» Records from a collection
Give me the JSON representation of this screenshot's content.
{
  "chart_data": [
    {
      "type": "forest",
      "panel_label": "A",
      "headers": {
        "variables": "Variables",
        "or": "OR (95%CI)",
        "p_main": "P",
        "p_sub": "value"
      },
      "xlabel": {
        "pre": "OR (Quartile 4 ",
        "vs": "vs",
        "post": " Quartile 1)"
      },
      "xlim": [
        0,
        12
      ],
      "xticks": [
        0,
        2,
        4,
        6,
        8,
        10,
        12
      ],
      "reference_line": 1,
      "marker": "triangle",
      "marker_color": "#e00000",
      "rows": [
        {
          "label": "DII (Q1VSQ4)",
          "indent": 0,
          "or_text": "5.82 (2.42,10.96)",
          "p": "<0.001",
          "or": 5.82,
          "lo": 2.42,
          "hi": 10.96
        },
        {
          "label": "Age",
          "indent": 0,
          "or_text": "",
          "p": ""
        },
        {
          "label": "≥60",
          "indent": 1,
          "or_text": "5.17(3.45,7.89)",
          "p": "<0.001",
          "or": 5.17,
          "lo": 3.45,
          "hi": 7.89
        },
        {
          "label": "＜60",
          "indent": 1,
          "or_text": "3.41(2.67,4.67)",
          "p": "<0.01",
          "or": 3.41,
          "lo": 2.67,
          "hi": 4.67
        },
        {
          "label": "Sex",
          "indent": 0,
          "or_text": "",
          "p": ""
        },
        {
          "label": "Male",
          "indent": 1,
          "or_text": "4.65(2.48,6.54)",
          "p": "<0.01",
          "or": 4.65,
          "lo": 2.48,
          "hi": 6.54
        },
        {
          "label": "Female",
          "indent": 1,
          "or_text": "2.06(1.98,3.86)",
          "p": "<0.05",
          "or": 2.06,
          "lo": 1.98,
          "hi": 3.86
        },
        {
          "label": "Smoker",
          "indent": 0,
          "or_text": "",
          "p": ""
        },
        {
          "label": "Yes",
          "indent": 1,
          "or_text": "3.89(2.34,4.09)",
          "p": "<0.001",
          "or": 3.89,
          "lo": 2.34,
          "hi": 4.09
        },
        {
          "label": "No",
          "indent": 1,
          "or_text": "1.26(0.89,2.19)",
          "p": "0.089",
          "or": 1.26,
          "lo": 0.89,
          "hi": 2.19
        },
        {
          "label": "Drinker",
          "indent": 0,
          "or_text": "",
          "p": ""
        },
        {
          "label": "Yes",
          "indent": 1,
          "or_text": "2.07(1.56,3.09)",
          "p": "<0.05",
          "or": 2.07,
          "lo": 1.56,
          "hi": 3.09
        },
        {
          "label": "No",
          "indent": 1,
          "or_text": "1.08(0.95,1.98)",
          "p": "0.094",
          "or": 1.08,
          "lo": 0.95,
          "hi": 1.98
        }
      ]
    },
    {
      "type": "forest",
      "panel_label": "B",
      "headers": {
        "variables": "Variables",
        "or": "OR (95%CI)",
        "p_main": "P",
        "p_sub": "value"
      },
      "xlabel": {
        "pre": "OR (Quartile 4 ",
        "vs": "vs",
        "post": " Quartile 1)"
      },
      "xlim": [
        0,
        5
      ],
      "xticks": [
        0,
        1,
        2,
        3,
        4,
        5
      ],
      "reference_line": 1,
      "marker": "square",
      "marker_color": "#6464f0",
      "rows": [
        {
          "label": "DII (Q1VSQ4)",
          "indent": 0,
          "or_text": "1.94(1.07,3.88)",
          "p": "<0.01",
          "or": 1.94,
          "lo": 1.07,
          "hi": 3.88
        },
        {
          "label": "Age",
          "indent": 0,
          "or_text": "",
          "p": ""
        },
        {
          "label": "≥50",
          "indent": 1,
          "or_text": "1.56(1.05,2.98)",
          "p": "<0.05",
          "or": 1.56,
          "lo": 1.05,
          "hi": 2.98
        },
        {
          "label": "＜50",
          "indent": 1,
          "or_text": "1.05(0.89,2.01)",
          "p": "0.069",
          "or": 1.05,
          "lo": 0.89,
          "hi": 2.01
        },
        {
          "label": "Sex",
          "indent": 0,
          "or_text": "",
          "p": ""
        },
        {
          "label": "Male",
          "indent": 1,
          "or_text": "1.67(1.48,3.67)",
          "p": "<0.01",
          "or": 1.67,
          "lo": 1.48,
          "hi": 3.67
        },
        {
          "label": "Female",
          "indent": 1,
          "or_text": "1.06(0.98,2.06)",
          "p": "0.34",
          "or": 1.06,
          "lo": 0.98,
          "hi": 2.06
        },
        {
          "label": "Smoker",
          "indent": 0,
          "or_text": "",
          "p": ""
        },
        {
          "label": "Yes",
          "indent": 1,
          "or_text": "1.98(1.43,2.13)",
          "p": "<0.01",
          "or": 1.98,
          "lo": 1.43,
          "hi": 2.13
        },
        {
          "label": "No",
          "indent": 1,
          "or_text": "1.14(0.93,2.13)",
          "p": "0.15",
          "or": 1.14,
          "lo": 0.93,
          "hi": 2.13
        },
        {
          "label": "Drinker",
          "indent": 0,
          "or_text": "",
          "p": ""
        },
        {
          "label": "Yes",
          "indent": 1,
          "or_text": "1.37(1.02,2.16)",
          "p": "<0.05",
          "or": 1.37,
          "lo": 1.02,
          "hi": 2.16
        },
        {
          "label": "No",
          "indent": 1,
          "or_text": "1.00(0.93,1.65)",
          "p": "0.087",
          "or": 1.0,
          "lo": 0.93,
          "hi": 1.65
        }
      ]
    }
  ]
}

» Description of the task
All entries must be repeated verbatim.

» Exercise output
Give me the JSON representation of this screenshot's content.
{
  "chart_data": [
    {
      "type": "forest",
      "panel_label": "A",
      "headers": {
        "variables": "Variables",
        "or": "OR (95%CI)",
        "p_main": "P",
        "p_sub": "value"
      },
      "xlabel": {
        "pre": "OR (Quartile 4 ",
        "vs": "vs",
        "post": " Quartile 1)"
      },
      "xlim": [
        0,
        12
      ],
      "xticks": [
        0,
        2,
        4,
        6,
        8,
        10,
        12
      ],
      "reference_line": 1,
      "marker": "triangle",
      "marker_color": "#e00000",
      "rows": [
        {
          "label": "DII (Q1VSQ4)",
          "indent": 0,
          "or_text": "5.82 (2.42,10.96)",
          "p": "<0.001",
          "or": 5.82,
          "lo": 2.42,
          "hi": 10.96
        },
        {
          "label": "Age",
          "indent": 0,
          "or_text": "",
          "p": ""
        },
        {
          "label": "≥60",
          "indent": 1,
          "or_text": "5.17(3.45,7.89)",
          "p": "<0.001",
          "or": 5.17,
          "lo": 3.45,
          "hi": 7.89
        },
        {
          "label": "＜60",
          "indent": 1,
          "or_text": "3.41(2.67,4.67)",
          "p": "<0.01",
          "or": 3.41,
          "lo": 2.67,
          "hi": 4.67
        },
        {
          "label": "Sex",
          "indent": 0,
          "or_text": "",
          "p": ""
        },
        {
          "label": "Male",
          "indent": 1,
          "or_text": "4.65(2.48,6.54)",
          "p": "<0.01",
          "or": 4.65,
          "lo": 2.48,
          "hi": 6.54
        },
        {
          "label": "Female",
          "indent": 1,
          "or_text": "2.06(1.98,3.86)",
          "p": "<0.05",
          "or": 2.06,
          "lo": 1.98,
          "hi": 3.86
        },
        {
          "label": "Smoker",
          "indent": 0,
          "or_text": "",
          "p": ""
        },
        {
          "label": "Yes",
          "indent": 1,
          "or_text": "3.89(2.34,4.09)",
          "p": "<0.001",
          "or": 3.89,
          "lo": 2.34,
          "hi": 4.09
        },
        {
          "label": "No",
          "indent": 1,
          "or_text": "1.26(0.89,2.19)",
          "p": "0.089",
          "or": 1.26,
          "lo": 0.89,
          "hi": 2.19
        },
        {
          "label": "Drinker",
          "indent": 0,
          "or_text": "",
          "p": ""
        },
        {
          "label": "Yes",
          "indent": 1,
          "or_text": "2.07(1.56,3.09)",
          "p": "<0.05",
          "or": 2.07,
          "lo": 1.56,
          "hi": 3.09
        },
        {
          "label": "No",
          "indent": 1,
          "or_text": "1.08(0.95,1.98)",
          "p": "0.094",
          "or": 1.08,
          "lo": 0.95,
          "hi": 1.98
        }
      ]
    },
    {
      "type": "forest",
      "panel_label": "B",
      "headers": {
        "variables": "Variables",
        "or": "OR (95%CI)",
        "p_main": "P",
        "p_sub": "value"
      },
      "xlabel": {
        "pre": "OR (Quartile 4 ",
        "vs": "vs",
        "post": " Quartile 1)"
      },
      "xlim": [
        0,
        5
      ],
      "xticks": [
        0,
        1,
        2,
        3,
        4,
        5
      ],
      "reference_line": 1,
      "marker": "square",
      "marker_color": "#6464f0",
      "rows": [
        {
          "label": "DII (Q1VSQ4)",
          "indent": 0,
          "or_text": "1.94(1.07,3.88)",
          "p": "<0.01",
          "or": 1.94,
          "lo": 1.07,
          "hi": 3.88
        },
        {
          "label": "Age",
          "indent": 0,
          "or_text": "",
          "p": ""
        },
        {
          "label": "≥50",
          "indent": 1,
          "or_text": "1.56(1.05,2.98)",
          "p": "<0.05",
          "or": 1.56,
          "lo": 1.05,
          "hi": 2.98
        },
        {
          "label": "＜50",
          "indent": 1,
          "or_text": "1.05(0.89,2.01)",
          "p": "0.069",
          "or": 1.05,
          "lo": 0.89,
          "hi": 2.01
        },
        {
          "label": "Sex",
          "indent": 0,
          "or_text": "",
          "p": ""
        },
        {
          "label": "Male",
          "indent": 1,
          "or_text": "1.67(1.48,3.67)",
          "p": "<0.01",
          "or": 1.67,
          "lo": 1.48,
          "hi": 3.67
        },
        {
          "label": "Female",
          "indent": 1,
          "or_text": "1.06(0.98,2.06)",
          "p": "0.34",
          "or": 1.06,
          "lo": 0.98,
          "hi": 2.06
        },
        {
          "label": "Smoker",
          "indent": 0,
          "or_text": "",
          "p": ""
        },
        {
          "label": "Yes",
          "indent": 1,
          "or_text": "1.98(1.43,2.13)",
          "p": "<0.01",
          "or": 1.98,
          "lo": 1.43,
          "hi": 2.13
        },
        {
          "label": "No",
          "indent": 1,
          "or_text": "1.14(0.93,2.13)",
          "p": "0.15",
          "or": 1.14,
          "lo": 0.93,
          "hi": 2.13
        },
        {
          "label": "Drinker",
          "indent": 0,
          "or_text": "",
          "p": ""
        },
        {
          "label": "Yes",
          "indent": 1,
          "or_text": "1.37(1.02,2.16)",
          "p": "<0.05",
          "or": 1.37,
          "lo": 1.02,
          "hi": 2.16
        },
        {
          "label": "No",
          "indent": 1,
          "or_text": "1.00(0.93,1.65)",
          "p": "0.087",
          "or": 1.0,
          "lo": 0.93,
          "hi": 1.65
        }
      ]
    }
  ]
}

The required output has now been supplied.